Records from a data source
'''
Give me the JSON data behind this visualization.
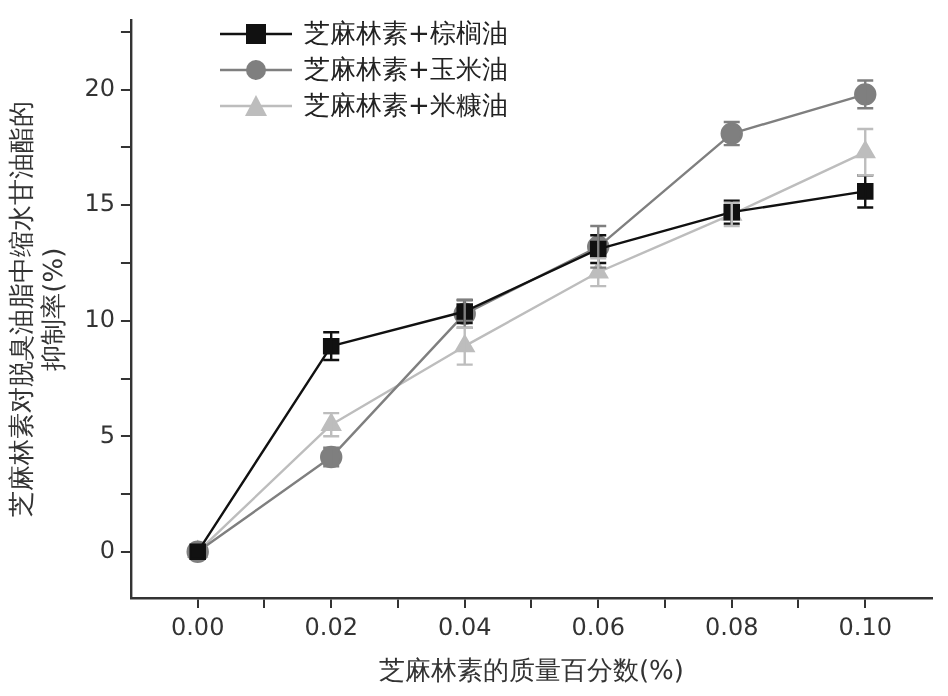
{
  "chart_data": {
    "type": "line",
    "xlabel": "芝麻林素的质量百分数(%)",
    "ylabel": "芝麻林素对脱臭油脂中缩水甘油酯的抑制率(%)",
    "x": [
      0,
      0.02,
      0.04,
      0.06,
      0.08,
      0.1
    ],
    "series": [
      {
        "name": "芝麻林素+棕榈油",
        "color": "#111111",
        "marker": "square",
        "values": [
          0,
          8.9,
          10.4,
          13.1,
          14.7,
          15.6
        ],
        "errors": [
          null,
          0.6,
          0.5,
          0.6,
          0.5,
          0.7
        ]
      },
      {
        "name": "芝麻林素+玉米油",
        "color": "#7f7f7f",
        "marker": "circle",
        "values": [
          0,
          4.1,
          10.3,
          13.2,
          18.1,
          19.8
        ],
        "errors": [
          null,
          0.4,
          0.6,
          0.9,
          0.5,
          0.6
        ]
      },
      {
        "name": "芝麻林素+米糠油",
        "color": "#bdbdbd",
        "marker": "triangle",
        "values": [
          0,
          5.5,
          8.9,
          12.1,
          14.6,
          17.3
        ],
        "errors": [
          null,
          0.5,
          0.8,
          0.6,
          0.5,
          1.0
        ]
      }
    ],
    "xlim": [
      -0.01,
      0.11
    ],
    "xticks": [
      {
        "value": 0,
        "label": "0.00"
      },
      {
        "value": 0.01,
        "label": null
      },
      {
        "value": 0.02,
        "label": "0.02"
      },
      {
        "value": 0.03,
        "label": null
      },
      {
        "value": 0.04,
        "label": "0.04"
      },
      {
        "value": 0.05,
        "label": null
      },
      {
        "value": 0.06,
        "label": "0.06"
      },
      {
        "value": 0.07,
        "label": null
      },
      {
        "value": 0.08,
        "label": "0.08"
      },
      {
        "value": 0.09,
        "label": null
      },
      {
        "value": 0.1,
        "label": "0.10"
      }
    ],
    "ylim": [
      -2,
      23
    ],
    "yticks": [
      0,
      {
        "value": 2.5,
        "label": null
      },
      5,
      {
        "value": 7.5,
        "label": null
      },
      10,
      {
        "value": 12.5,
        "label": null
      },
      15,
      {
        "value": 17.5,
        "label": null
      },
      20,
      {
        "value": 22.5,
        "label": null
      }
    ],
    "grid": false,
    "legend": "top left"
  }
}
'''
'''
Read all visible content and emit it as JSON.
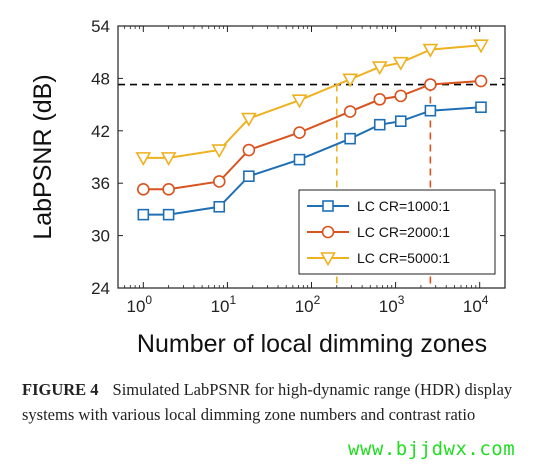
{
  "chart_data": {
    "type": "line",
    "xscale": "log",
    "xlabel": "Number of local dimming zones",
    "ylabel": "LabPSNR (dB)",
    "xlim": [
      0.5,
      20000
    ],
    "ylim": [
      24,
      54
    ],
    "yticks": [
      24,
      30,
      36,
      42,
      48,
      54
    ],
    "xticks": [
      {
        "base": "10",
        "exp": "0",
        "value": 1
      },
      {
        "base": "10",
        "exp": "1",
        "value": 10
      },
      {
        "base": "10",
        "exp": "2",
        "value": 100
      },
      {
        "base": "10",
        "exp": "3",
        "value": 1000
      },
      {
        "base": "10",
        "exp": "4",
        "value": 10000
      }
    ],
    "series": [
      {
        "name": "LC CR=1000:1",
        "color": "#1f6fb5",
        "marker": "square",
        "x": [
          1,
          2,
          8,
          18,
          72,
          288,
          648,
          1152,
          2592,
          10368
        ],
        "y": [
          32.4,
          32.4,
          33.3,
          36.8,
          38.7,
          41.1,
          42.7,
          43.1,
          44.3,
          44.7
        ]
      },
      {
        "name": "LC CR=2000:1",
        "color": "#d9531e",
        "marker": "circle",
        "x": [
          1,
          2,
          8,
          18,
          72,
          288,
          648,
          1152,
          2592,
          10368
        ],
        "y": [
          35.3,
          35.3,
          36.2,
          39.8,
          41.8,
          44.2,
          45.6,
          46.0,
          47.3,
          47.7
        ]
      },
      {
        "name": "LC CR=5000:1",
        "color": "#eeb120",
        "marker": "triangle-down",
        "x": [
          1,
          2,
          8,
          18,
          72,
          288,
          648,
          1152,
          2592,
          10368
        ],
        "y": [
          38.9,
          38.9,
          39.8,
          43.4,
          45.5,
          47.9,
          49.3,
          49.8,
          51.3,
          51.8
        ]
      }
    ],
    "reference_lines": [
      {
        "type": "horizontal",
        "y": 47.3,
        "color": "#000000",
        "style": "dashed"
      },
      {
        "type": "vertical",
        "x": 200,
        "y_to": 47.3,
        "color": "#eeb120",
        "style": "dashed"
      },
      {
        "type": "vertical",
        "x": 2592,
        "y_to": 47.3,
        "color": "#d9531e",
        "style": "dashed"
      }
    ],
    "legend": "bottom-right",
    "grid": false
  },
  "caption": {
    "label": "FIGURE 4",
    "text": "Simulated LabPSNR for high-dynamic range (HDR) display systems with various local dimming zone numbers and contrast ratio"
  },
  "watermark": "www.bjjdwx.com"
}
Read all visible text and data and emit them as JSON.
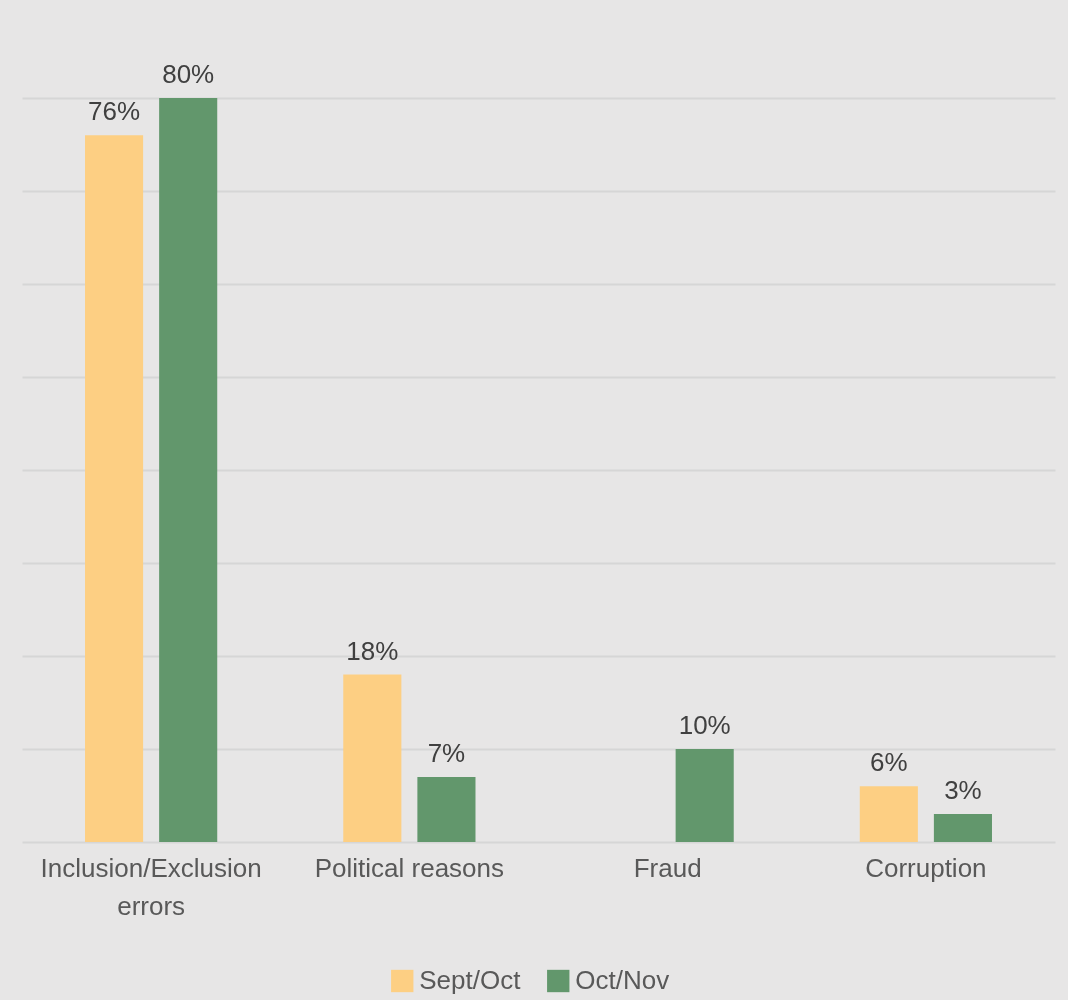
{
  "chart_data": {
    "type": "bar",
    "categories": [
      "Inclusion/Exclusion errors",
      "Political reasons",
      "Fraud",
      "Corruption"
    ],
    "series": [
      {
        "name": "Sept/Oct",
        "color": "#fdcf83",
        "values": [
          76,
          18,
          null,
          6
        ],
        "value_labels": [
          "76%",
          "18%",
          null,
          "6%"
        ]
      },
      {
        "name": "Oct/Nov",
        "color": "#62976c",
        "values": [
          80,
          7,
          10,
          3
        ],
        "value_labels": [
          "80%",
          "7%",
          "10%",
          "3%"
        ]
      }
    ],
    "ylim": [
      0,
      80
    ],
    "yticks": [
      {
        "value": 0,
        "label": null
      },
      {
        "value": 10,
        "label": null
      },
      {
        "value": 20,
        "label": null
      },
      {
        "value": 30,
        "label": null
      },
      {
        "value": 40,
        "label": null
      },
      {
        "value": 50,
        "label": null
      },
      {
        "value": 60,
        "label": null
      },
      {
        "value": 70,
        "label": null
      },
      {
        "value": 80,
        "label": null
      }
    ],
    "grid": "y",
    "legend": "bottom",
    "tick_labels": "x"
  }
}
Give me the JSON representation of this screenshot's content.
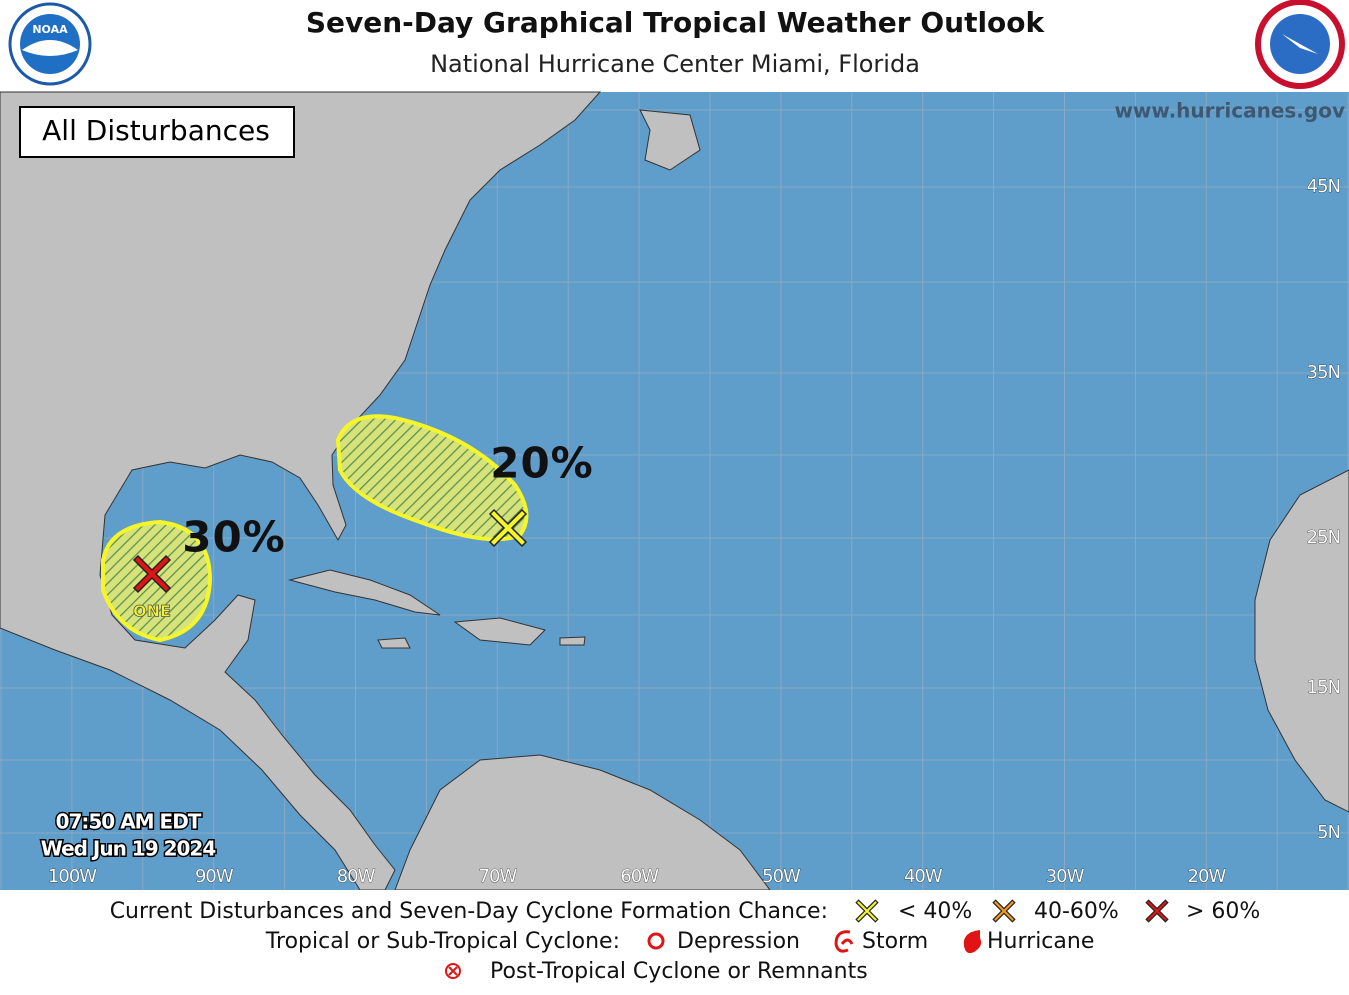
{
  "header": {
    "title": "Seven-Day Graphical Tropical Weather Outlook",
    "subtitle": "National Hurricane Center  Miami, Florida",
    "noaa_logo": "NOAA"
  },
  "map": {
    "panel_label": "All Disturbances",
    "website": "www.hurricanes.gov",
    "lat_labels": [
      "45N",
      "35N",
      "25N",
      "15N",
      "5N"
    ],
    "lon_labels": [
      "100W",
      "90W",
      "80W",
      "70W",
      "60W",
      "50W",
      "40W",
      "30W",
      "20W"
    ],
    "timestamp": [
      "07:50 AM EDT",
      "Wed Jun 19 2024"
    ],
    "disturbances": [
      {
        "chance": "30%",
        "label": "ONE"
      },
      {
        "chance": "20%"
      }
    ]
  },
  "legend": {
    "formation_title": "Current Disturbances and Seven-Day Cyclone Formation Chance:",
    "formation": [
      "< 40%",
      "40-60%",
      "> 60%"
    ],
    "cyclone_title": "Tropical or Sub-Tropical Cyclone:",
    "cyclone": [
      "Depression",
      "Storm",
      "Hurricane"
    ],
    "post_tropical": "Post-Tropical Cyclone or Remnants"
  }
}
'''
### SHORT PROBLEM:
Provide the count, and nothing else, of lines in the data above where the word "Tropical" occurs.

### ANSWER:
3